» **What to produce**
Please pull out every line that includes the string "structured".
═══ Raw data ═══
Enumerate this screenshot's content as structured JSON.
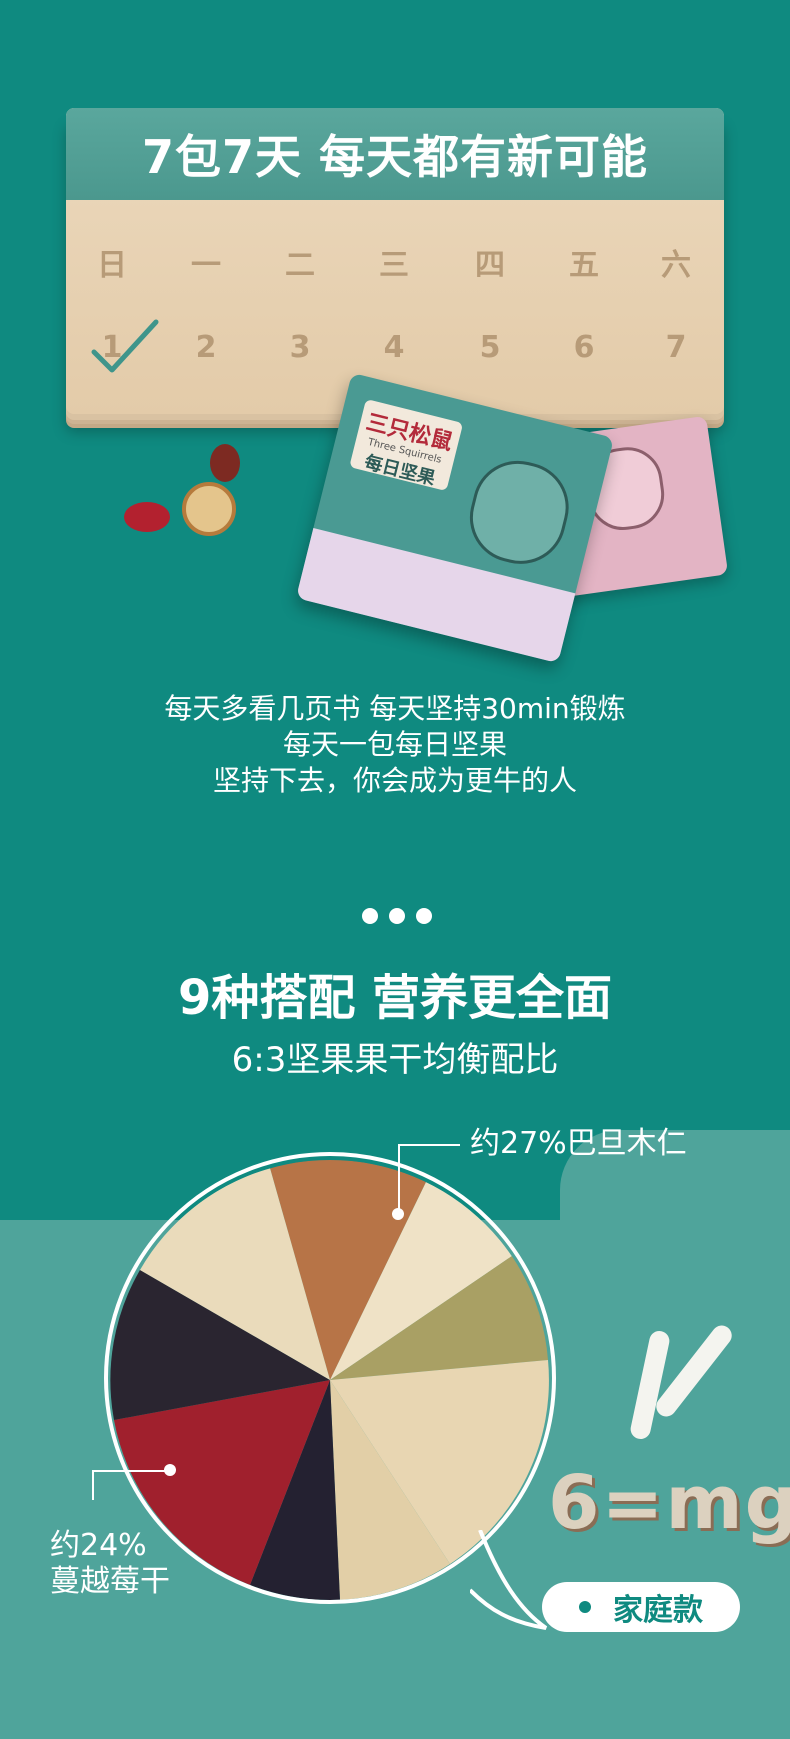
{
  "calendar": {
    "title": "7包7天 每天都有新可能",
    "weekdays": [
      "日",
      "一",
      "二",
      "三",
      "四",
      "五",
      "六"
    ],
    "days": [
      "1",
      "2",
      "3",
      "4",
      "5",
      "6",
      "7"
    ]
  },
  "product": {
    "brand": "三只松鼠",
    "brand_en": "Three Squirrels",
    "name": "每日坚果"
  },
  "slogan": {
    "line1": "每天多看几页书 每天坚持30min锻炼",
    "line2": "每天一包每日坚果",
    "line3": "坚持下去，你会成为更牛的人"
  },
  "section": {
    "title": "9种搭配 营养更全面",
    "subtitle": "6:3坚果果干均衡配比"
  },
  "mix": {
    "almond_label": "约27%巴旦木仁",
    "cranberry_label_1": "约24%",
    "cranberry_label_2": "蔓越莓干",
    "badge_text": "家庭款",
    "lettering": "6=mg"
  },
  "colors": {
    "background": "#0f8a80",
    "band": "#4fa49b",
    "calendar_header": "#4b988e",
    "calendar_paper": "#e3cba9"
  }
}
═══
═══ Raw data ═══
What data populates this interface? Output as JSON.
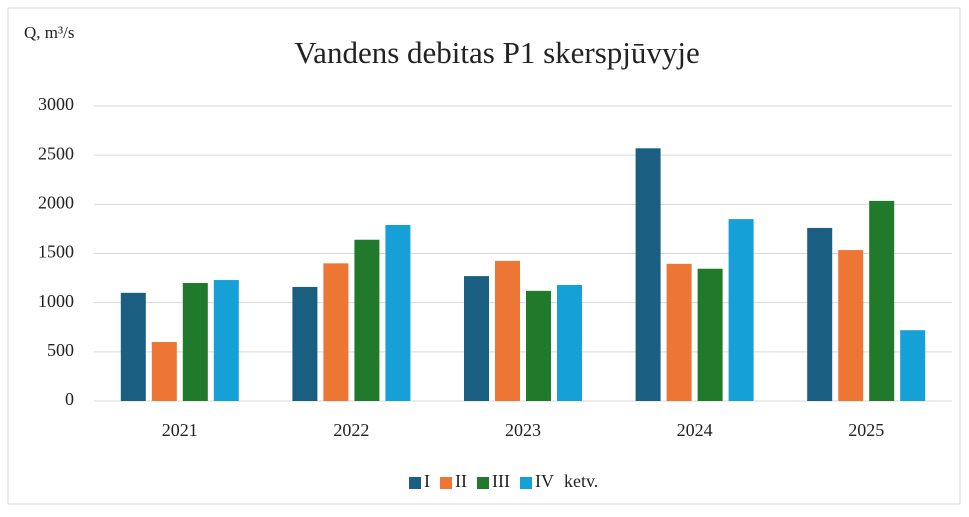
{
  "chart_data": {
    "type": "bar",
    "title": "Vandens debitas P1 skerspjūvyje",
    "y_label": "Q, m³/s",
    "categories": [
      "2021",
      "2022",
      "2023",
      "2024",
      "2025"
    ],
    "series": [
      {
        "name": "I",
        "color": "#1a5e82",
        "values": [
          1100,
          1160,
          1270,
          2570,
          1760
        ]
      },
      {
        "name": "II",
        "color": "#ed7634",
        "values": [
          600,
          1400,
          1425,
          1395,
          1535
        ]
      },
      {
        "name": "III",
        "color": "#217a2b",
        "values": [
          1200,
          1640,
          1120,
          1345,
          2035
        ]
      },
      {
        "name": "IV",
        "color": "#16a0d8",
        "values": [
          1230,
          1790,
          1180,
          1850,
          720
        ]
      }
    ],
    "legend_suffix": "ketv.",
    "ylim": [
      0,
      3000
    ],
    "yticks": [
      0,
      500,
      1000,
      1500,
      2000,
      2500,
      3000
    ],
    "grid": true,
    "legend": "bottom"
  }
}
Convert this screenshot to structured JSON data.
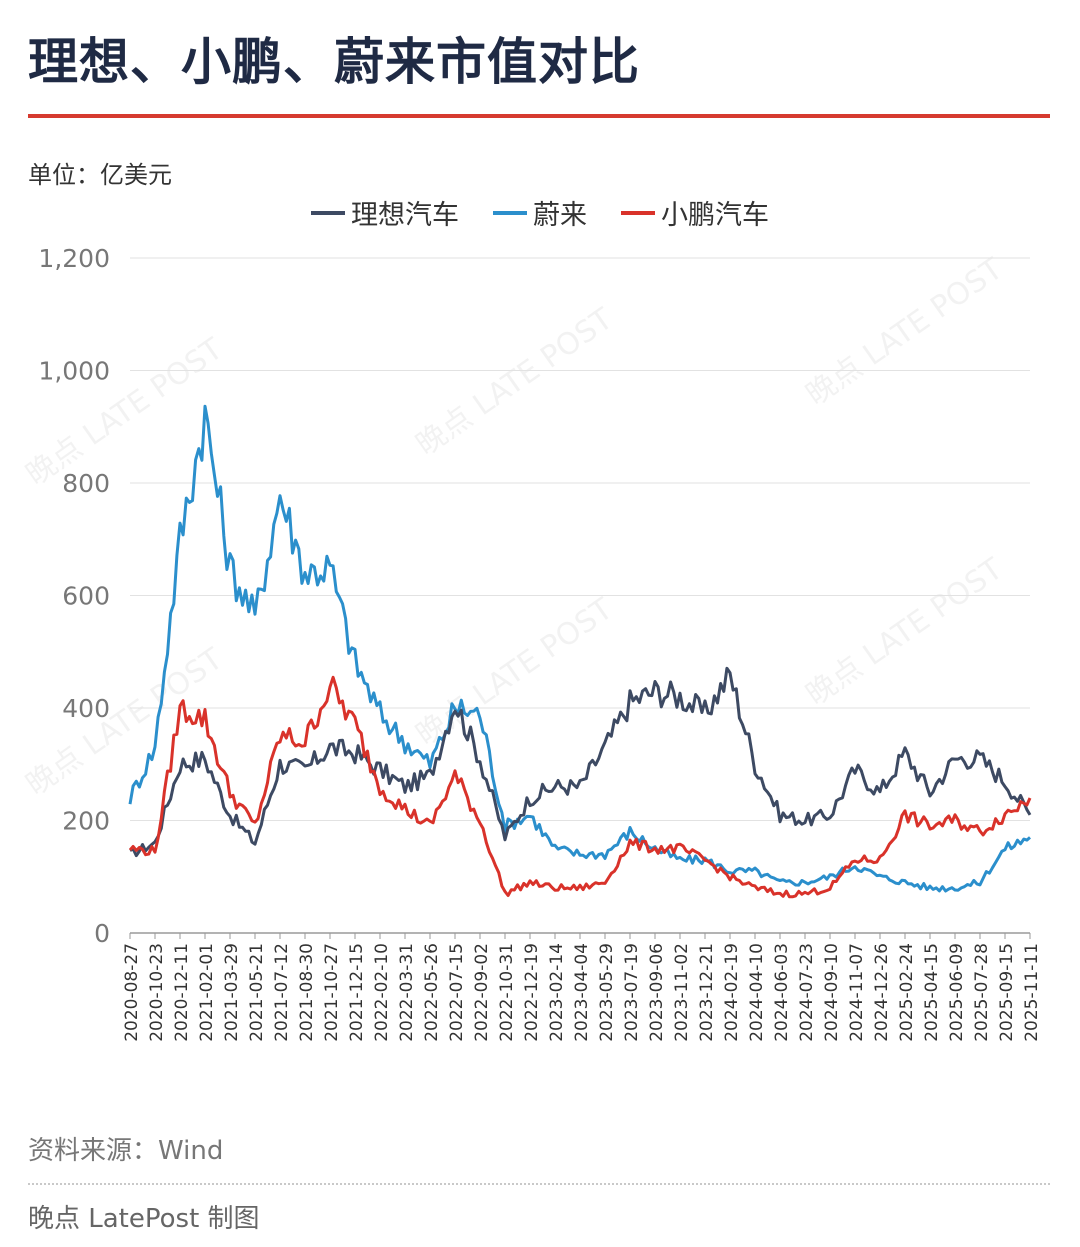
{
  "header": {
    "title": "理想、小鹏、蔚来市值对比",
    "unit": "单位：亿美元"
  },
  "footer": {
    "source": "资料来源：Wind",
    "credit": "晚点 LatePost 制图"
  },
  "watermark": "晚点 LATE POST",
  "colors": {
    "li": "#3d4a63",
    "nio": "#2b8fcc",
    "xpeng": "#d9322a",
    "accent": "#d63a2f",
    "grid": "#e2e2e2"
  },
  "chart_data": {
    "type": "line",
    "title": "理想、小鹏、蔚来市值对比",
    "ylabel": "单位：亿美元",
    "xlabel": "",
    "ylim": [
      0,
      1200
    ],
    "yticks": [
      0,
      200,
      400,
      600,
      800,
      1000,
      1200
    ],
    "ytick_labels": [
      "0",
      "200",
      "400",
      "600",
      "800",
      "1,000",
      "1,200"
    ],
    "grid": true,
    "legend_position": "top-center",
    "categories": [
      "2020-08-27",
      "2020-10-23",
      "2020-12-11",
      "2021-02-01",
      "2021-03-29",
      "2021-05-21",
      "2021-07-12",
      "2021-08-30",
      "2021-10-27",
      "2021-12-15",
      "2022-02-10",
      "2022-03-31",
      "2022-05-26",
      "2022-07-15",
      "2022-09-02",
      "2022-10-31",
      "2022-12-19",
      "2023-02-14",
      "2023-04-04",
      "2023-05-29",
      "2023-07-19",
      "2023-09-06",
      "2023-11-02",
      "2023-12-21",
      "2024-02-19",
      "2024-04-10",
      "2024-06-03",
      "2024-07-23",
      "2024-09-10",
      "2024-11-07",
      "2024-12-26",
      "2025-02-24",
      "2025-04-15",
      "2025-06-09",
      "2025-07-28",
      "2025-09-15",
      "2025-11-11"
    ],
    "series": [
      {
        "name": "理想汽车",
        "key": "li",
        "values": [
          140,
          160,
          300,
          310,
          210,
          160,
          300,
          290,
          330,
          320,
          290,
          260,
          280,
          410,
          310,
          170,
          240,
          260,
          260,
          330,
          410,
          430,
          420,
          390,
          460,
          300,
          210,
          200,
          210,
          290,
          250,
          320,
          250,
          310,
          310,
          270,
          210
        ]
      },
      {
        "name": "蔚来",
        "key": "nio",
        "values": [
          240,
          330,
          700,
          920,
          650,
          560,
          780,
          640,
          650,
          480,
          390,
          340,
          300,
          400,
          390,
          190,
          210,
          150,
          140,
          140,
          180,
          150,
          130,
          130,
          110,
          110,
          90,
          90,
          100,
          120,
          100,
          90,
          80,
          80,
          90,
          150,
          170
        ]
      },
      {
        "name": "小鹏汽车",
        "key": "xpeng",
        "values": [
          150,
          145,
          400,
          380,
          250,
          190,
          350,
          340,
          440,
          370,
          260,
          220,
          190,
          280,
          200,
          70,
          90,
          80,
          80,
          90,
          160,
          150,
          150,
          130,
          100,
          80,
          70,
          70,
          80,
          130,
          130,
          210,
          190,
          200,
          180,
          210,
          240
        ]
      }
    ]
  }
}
═══
═══ Raw data ═══
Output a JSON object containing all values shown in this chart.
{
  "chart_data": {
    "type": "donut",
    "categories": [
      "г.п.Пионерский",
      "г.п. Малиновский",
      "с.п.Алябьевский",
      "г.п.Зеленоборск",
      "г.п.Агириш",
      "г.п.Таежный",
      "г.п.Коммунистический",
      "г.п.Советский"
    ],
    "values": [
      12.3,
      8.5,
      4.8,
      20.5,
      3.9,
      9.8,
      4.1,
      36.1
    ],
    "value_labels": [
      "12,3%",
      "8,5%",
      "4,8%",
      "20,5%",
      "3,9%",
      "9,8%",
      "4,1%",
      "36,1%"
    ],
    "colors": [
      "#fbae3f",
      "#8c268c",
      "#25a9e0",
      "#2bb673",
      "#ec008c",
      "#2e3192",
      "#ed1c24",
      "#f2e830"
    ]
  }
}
═══
» **The solution**
Enumerate this screenshot's content as structured JSON.
Convert this screenshot to structured JSON data.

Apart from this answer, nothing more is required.